Dataset records
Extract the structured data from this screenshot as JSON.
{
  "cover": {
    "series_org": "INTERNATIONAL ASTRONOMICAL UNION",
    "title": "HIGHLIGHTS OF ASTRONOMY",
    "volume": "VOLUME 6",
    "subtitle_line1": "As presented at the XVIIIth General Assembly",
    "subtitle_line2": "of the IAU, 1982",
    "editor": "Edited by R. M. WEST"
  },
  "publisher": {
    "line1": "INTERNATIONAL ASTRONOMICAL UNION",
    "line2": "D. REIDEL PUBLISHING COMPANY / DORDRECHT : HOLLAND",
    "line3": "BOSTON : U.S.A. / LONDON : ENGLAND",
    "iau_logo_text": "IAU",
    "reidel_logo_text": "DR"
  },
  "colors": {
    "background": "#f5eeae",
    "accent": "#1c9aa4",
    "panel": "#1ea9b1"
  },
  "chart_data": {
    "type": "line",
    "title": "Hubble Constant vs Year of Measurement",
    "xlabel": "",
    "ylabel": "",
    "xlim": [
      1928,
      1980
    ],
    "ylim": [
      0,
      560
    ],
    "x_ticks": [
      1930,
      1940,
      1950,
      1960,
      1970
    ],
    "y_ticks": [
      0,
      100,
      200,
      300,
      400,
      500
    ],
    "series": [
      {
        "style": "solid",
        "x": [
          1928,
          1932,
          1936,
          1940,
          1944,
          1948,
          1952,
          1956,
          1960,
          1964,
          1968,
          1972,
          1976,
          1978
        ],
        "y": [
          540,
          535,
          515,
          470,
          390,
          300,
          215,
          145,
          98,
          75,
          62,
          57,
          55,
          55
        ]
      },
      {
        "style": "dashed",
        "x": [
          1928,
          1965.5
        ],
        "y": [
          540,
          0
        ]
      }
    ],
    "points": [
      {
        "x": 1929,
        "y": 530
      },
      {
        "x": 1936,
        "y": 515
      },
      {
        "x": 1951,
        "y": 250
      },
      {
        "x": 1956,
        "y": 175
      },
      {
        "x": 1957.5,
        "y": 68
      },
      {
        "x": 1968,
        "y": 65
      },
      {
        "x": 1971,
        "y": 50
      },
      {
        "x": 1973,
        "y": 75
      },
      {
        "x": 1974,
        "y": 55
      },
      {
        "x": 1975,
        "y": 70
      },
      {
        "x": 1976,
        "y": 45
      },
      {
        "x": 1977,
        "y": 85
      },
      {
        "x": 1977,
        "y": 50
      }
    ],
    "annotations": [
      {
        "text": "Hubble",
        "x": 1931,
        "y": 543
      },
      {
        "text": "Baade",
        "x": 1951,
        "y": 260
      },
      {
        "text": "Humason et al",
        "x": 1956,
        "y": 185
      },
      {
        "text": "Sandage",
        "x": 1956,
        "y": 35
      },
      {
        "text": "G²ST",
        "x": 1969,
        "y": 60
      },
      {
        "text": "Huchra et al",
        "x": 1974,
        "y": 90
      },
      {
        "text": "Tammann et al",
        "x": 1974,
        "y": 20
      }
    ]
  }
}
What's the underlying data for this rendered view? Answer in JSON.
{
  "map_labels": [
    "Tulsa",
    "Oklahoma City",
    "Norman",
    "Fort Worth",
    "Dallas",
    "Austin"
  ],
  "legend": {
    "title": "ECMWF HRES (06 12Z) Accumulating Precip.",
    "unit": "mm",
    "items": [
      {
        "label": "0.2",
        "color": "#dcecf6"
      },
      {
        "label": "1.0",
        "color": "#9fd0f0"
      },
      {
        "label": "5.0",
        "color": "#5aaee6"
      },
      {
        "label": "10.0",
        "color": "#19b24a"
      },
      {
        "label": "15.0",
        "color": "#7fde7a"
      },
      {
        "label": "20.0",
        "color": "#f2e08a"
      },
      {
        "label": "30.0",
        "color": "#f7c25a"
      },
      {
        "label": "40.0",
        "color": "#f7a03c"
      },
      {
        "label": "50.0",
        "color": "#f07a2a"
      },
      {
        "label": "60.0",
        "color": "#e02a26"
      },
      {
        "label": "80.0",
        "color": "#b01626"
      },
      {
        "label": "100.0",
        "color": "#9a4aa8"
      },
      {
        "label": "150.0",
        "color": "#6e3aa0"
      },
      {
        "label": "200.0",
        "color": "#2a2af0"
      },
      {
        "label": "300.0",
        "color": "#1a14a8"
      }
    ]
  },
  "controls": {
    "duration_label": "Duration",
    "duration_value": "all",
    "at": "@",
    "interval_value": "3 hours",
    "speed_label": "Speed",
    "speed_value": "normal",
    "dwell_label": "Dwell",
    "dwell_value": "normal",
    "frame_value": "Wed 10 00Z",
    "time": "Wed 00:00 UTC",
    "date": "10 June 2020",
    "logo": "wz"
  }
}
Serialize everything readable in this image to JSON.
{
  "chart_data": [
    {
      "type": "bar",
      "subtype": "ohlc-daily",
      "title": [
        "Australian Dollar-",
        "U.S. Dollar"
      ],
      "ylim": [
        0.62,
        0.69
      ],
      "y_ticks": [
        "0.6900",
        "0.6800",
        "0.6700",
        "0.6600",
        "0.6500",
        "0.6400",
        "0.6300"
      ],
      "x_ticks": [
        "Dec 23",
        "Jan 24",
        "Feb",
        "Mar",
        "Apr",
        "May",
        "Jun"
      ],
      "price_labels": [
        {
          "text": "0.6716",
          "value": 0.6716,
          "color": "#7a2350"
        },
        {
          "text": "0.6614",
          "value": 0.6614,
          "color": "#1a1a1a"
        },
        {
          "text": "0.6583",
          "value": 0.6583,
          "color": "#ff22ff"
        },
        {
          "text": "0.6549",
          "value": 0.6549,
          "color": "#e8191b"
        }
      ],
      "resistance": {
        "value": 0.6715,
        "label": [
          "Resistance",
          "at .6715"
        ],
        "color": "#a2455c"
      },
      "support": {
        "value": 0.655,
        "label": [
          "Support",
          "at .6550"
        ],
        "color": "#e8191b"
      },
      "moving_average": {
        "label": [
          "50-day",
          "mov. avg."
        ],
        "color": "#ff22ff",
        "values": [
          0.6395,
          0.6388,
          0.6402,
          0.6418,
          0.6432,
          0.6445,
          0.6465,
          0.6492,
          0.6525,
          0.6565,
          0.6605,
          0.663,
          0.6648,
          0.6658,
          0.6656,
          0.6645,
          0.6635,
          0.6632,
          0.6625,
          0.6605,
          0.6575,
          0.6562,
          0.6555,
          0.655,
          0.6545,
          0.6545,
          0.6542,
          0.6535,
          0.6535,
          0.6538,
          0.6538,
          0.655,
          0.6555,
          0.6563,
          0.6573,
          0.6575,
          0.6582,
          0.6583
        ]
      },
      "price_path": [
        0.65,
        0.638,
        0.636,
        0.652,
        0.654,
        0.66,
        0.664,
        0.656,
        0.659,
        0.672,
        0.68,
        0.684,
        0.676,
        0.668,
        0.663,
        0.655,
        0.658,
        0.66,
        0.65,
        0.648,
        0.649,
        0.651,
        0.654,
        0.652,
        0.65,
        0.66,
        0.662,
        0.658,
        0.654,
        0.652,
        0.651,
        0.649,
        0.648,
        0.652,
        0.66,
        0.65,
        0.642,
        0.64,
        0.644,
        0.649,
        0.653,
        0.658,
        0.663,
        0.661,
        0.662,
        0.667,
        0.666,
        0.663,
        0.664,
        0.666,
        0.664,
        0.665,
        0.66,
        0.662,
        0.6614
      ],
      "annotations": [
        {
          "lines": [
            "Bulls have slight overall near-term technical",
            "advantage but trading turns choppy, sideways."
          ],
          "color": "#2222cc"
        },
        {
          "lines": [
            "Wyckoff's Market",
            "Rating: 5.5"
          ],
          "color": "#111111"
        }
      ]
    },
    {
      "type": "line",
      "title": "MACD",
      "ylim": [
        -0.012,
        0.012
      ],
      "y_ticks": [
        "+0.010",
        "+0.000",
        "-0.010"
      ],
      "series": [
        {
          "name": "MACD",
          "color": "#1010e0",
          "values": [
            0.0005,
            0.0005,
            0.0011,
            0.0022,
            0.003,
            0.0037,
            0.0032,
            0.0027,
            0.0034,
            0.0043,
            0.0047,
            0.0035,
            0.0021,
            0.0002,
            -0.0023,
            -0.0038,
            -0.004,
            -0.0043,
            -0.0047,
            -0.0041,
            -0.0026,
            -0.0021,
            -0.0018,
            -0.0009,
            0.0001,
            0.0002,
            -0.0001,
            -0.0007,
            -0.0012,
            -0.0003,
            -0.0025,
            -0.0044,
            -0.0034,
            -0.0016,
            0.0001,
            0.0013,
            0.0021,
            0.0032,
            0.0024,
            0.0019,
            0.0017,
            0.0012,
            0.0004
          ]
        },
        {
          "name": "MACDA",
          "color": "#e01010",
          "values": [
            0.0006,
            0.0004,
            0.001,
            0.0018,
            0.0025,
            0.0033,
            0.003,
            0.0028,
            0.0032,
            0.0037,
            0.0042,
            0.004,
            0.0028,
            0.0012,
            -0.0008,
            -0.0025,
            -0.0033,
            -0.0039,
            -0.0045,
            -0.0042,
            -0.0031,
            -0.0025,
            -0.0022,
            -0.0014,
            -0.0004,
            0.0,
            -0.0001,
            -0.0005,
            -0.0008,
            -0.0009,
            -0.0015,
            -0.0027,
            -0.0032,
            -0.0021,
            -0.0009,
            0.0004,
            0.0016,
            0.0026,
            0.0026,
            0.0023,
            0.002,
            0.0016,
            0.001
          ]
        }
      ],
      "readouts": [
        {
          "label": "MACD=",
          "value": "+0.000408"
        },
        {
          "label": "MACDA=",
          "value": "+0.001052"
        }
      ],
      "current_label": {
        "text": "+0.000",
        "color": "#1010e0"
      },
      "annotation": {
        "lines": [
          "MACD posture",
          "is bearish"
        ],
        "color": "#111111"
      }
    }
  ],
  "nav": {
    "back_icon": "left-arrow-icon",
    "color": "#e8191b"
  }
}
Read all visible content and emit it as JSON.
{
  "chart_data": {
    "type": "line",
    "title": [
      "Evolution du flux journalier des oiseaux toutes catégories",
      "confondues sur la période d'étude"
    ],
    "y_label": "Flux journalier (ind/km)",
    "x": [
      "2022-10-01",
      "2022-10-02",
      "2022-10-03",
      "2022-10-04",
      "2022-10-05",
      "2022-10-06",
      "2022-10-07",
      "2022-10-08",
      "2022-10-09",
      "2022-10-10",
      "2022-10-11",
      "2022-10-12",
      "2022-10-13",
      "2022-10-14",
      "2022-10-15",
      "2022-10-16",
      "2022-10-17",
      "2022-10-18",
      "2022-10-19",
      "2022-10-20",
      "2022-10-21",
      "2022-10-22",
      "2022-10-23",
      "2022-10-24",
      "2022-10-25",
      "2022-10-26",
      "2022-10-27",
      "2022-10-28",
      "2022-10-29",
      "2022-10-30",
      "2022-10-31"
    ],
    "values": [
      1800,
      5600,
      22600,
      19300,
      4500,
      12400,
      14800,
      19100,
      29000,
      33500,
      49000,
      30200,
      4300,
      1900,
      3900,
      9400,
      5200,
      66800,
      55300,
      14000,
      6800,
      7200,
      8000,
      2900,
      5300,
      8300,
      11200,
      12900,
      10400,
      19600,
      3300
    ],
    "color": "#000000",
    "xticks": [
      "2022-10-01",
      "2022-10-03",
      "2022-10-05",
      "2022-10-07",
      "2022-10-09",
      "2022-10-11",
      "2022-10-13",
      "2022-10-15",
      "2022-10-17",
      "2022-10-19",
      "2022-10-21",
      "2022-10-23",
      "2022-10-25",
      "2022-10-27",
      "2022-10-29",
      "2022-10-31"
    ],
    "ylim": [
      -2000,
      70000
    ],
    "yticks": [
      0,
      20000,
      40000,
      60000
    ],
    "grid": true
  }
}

Exercise instructions: Locate and copy each line in the data above that includes the word "INTERNATIONAL".

Solved exercise:
    "series_org": "INTERNATIONAL ASTRONOMICAL UNION",
    "line1": "INTERNATIONAL ASTRONOMICAL UNION",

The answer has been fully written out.